In the copy, include every entry exactly but none of the images.

[Input rows]:

-- START --

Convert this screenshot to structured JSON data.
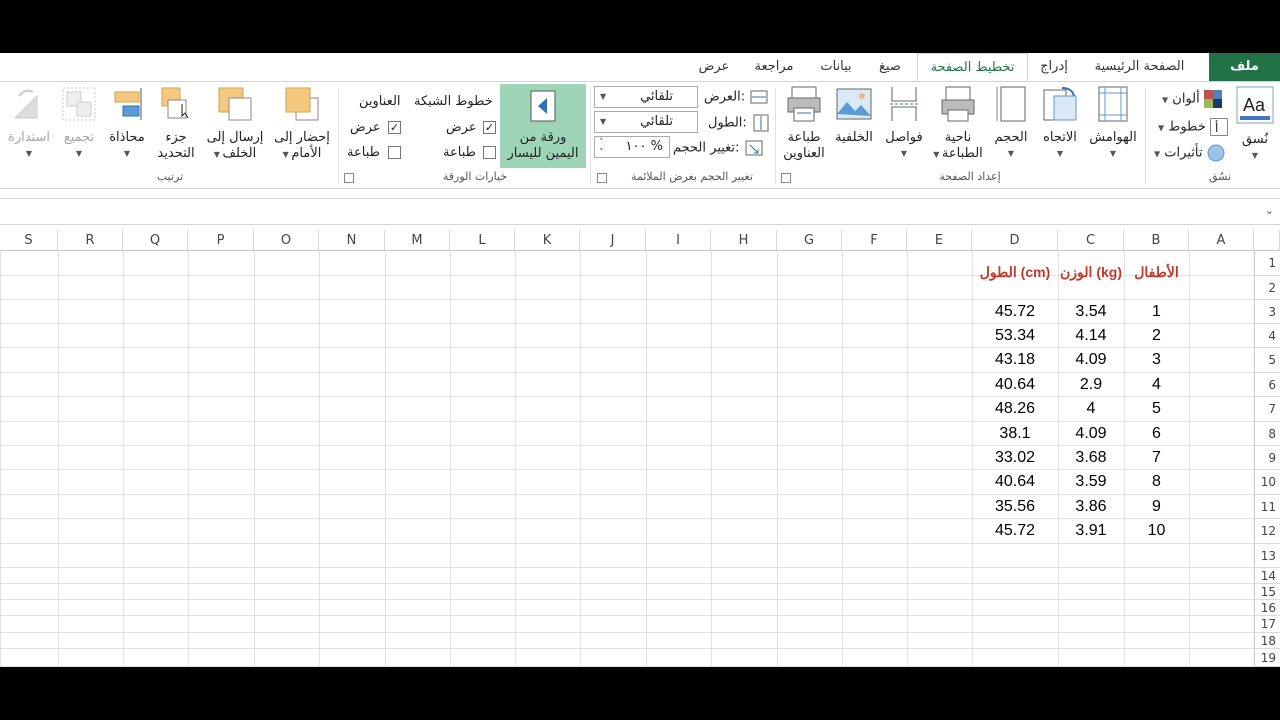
{
  "tabs": [
    {
      "id": "file",
      "label": "ملف"
    },
    {
      "id": "home",
      "label": "الصفحة الرئيسية"
    },
    {
      "id": "insert",
      "label": "إدراج"
    },
    {
      "id": "pagelayout",
      "label": "تخطيط الصفحة"
    },
    {
      "id": "formulas",
      "label": "صيغ"
    },
    {
      "id": "data",
      "label": "بيانات"
    },
    {
      "id": "review",
      "label": "مراجعة"
    },
    {
      "id": "view",
      "label": "عرض"
    }
  ],
  "ribbon": {
    "themes": {
      "label": "نسُق",
      "themes_btn": "نُسق",
      "colors": "ألوان",
      "fonts": "خطوط",
      "effects": "تأثيرات"
    },
    "page_setup": {
      "label": "إعداد الصفحة",
      "margins": "الهوامش",
      "orientation": "الاتجاه",
      "size": "الحجم",
      "print_area_1": "ناحية",
      "print_area_2": "الطباعة",
      "breaks": "فواصل",
      "background": "الخلفية",
      "print_titles_1": "طباعة",
      "print_titles_2": "العناوين"
    },
    "scale": {
      "label": "تغيير الحجم بغرض الملائمة",
      "width_label": "العرض:",
      "width_value": "تلقائي",
      "height_label": "الطول:",
      "height_value": "تلقائي",
      "scale_label": "تغيير الحجم:",
      "scale_value": "١٠٠ %"
    },
    "sheet_options": {
      "label": "خيارات الورقة",
      "rtl_1": "ورقة من",
      "rtl_2": "اليمين لليسار",
      "gridlines": "خطوط الشبكة",
      "headings": "العناوين",
      "view": "عرض",
      "print": "طباعة"
    },
    "arrange": {
      "label": "ترتيب",
      "bring_forward_1": "إحضار إلى",
      "bring_forward_2": "الأمام",
      "send_backward_1": "إرسال إلى",
      "send_backward_2": "الخلف",
      "selection_1": "جزء",
      "selection_2": "التحديد",
      "align": "محاذاة",
      "group": "تجميع",
      "rotate": "استدارة"
    }
  },
  "columns": [
    "S",
    "R",
    "Q",
    "P",
    "O",
    "N",
    "M",
    "L",
    "K",
    "J",
    "I",
    "H",
    "G",
    "F",
    "E",
    "D",
    "C",
    "B",
    "A"
  ],
  "rows": [
    "1",
    "2",
    "3",
    "4",
    "5",
    "6",
    "7",
    "8",
    "9",
    "10",
    "11",
    "12",
    "13",
    "14",
    "15",
    "16",
    "17",
    "18",
    "19"
  ],
  "table": {
    "headers": {
      "b": "الأطفال",
      "c": "الوزن (kg)",
      "d": "الطول (cm)"
    },
    "rows": [
      {
        "b": "1",
        "c": "3.54",
        "d": "45.72"
      },
      {
        "b": "2",
        "c": "4.14",
        "d": "53.34"
      },
      {
        "b": "3",
        "c": "4.09",
        "d": "43.18"
      },
      {
        "b": "4",
        "c": "2.9",
        "d": "40.64"
      },
      {
        "b": "5",
        "c": "4",
        "d": "48.26"
      },
      {
        "b": "6",
        "c": "4.09",
        "d": "38.1"
      },
      {
        "b": "7",
        "c": "3.68",
        "d": "33.02"
      },
      {
        "b": "8",
        "c": "3.59",
        "d": "40.64"
      },
      {
        "b": "9",
        "c": "3.86",
        "d": "35.56"
      },
      {
        "b": "10",
        "c": "3.91",
        "d": "45.72"
      }
    ]
  },
  "colors": {
    "accent": "#217346",
    "header_text": "#c0392b"
  }
}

-- END --

[Response to the task]:
Convert this screenshot to structured JSON data.
{
  "tabs": [
    {
      "id": "file",
      "label": "ملف"
    },
    {
      "id": "home",
      "label": "الصفحة الرئيسية"
    },
    {
      "id": "insert",
      "label": "إدراج"
    },
    {
      "id": "pagelayout",
      "label": "تخطيط الصفحة"
    },
    {
      "id": "formulas",
      "label": "صيغ"
    },
    {
      "id": "data",
      "label": "بيانات"
    },
    {
      "id": "review",
      "label": "مراجعة"
    },
    {
      "id": "view",
      "label": "عرض"
    }
  ],
  "ribbon": {
    "themes": {
      "label": "نسُق",
      "themes_btn": "نُسق",
      "colors": "ألوان",
      "fonts": "خطوط",
      "effects": "تأثيرات"
    },
    "page_setup": {
      "label": "إعداد الصفحة",
      "margins": "الهوامش",
      "orientation": "الاتجاه",
      "size": "الحجم",
      "print_area_1": "ناحية",
      "print_area_2": "الطباعة",
      "breaks": "فواصل",
      "background": "الخلفية",
      "print_titles_1": "طباعة",
      "print_titles_2": "العناوين"
    },
    "scale": {
      "label": "تغيير الحجم بغرض الملائمة",
      "width_label": "العرض:",
      "width_value": "تلقائي",
      "height_label": "الطول:",
      "height_value": "تلقائي",
      "scale_label": "تغيير الحجم:",
      "scale_value": "١٠٠ %"
    },
    "sheet_options": {
      "label": "خيارات الورقة",
      "rtl_1": "ورقة من",
      "rtl_2": "اليمين لليسار",
      "gridlines": "خطوط الشبكة",
      "headings": "العناوين",
      "view": "عرض",
      "print": "طباعة"
    },
    "arrange": {
      "label": "ترتيب",
      "bring_forward_1": "إحضار إلى",
      "bring_forward_2": "الأمام",
      "send_backward_1": "إرسال إلى",
      "send_backward_2": "الخلف",
      "selection_1": "جزء",
      "selection_2": "التحديد",
      "align": "محاذاة",
      "group": "تجميع",
      "rotate": "استدارة"
    }
  },
  "columns": [
    "S",
    "R",
    "Q",
    "P",
    "O",
    "N",
    "M",
    "L",
    "K",
    "J",
    "I",
    "H",
    "G",
    "F",
    "E",
    "D",
    "C",
    "B",
    "A"
  ],
  "rows": [
    "1",
    "2",
    "3",
    "4",
    "5",
    "6",
    "7",
    "8",
    "9",
    "10",
    "11",
    "12",
    "13",
    "14",
    "15",
    "16",
    "17",
    "18",
    "19"
  ],
  "table": {
    "headers": {
      "b": "الأطفال",
      "c": "الوزن (kg)",
      "d": "الطول (cm)"
    },
    "rows": [
      {
        "b": "1",
        "c": "3.54",
        "d": "45.72"
      },
      {
        "b": "2",
        "c": "4.14",
        "d": "53.34"
      },
      {
        "b": "3",
        "c": "4.09",
        "d": "43.18"
      },
      {
        "b": "4",
        "c": "2.9",
        "d": "40.64"
      },
      {
        "b": "5",
        "c": "4",
        "d": "48.26"
      },
      {
        "b": "6",
        "c": "4.09",
        "d": "38.1"
      },
      {
        "b": "7",
        "c": "3.68",
        "d": "33.02"
      },
      {
        "b": "8",
        "c": "3.59",
        "d": "40.64"
      },
      {
        "b": "9",
        "c": "3.86",
        "d": "35.56"
      },
      {
        "b": "10",
        "c": "3.91",
        "d": "45.72"
      }
    ]
  },
  "colors": {
    "accent": "#217346",
    "header_text": "#c0392b"
  }
}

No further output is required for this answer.